Records from a collection:
· · · ·

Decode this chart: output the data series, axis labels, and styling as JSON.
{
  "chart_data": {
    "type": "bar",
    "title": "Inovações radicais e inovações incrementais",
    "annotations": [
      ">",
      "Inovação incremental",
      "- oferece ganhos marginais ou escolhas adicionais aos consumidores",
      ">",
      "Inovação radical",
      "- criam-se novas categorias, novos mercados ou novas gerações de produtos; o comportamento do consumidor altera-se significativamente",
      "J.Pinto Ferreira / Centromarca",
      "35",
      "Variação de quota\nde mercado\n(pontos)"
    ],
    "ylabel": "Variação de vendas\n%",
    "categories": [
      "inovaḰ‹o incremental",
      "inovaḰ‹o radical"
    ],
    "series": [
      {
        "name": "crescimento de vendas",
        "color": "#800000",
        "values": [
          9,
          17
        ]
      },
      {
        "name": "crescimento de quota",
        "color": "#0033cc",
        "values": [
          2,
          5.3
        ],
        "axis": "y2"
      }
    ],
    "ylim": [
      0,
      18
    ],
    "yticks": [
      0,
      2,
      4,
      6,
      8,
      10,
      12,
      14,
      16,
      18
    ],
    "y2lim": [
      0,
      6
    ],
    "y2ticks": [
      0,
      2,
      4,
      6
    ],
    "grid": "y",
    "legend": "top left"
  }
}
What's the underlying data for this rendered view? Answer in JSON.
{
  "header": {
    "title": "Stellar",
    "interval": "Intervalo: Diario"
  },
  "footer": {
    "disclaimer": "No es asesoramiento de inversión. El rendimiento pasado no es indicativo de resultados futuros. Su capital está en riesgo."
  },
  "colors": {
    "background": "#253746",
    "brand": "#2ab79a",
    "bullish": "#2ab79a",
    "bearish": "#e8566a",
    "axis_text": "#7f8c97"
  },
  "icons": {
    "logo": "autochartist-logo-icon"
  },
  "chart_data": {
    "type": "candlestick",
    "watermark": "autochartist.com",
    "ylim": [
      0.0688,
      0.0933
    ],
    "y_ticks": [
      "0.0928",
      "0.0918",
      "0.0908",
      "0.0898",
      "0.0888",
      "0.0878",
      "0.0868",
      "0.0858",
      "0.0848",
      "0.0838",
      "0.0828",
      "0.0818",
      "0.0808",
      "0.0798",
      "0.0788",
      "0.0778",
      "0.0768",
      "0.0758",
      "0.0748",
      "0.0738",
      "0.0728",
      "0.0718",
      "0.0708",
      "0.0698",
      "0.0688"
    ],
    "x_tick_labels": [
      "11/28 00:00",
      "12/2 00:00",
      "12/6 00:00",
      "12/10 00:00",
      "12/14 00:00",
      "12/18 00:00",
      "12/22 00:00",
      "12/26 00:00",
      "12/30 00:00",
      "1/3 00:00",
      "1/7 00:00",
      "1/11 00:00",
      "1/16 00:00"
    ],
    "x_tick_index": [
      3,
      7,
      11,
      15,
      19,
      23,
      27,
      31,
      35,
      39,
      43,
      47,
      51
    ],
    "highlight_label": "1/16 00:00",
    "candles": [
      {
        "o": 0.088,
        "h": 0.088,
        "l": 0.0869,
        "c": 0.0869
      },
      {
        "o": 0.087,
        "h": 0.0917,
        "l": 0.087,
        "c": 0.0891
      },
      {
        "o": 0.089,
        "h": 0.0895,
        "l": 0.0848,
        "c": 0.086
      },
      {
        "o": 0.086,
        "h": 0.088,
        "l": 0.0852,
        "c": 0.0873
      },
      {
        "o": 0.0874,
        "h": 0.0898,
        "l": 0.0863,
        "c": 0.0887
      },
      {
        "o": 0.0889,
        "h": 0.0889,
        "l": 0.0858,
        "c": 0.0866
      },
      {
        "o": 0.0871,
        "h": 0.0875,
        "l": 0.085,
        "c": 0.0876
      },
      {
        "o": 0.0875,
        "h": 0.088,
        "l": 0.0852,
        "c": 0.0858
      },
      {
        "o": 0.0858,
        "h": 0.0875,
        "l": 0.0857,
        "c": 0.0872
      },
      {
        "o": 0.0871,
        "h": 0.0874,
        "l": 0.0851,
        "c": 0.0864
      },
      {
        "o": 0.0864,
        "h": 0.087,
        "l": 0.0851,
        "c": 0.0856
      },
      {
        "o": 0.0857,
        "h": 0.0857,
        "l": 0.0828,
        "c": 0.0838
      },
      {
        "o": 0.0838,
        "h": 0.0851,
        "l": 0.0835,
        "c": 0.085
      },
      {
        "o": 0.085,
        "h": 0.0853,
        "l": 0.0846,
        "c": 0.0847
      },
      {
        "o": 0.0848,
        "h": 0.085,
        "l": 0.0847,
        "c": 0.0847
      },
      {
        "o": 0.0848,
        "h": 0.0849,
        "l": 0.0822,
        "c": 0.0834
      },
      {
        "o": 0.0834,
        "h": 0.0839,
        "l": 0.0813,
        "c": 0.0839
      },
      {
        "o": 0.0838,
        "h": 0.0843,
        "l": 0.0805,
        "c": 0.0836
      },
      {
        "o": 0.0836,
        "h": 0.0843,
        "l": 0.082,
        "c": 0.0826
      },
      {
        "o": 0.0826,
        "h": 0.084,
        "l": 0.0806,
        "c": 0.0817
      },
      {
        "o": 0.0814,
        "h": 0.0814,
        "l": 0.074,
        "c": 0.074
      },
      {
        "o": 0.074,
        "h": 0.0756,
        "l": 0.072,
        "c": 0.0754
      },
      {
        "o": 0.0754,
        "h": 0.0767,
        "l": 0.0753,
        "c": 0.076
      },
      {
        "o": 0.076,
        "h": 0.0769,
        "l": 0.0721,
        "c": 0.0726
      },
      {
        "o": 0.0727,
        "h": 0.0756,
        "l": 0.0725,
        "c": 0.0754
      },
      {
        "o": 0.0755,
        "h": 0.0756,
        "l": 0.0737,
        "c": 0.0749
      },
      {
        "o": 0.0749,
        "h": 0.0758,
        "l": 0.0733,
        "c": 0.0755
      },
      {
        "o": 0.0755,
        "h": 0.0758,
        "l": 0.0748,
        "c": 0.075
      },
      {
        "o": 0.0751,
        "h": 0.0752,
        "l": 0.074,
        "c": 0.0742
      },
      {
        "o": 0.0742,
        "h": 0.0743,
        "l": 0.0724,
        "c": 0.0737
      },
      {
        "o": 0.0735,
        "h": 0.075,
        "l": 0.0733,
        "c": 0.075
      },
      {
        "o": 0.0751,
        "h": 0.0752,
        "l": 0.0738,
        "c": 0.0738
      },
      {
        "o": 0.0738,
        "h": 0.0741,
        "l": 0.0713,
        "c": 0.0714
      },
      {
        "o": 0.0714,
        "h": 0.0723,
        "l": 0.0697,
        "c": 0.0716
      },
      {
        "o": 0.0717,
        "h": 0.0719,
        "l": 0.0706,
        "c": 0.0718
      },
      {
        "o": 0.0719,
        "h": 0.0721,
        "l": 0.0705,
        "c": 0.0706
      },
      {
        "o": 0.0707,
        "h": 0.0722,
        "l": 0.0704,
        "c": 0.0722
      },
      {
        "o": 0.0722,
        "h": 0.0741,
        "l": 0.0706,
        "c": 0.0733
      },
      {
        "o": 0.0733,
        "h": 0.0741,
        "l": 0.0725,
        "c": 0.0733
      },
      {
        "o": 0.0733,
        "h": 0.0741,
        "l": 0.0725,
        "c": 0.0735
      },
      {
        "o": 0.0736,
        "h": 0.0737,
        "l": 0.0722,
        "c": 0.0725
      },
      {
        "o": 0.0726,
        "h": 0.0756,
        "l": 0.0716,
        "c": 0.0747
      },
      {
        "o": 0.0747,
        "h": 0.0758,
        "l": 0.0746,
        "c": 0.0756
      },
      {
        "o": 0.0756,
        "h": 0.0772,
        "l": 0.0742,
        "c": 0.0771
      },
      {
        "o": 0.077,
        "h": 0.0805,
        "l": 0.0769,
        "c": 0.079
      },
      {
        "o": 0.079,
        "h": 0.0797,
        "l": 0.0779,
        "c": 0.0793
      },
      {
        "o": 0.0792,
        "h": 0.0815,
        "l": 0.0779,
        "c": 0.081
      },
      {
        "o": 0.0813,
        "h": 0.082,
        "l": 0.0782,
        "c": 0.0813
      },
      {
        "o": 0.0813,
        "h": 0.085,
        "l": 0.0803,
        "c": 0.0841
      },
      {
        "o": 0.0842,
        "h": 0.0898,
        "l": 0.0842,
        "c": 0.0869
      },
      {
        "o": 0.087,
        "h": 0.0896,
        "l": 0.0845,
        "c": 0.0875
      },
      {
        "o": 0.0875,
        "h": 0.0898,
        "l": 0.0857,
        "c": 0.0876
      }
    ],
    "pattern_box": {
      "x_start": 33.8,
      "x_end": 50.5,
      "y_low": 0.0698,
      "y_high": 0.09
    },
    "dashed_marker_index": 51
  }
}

· · · ·

▶ **WHAT YOU WILL DO**
Working from the listing above, pick out every line that has "inovaḰ" and copy it.

▶ **THE ANSWER**
      "inovaḰ‹o incremental",
      "inovaḰ‹o radical"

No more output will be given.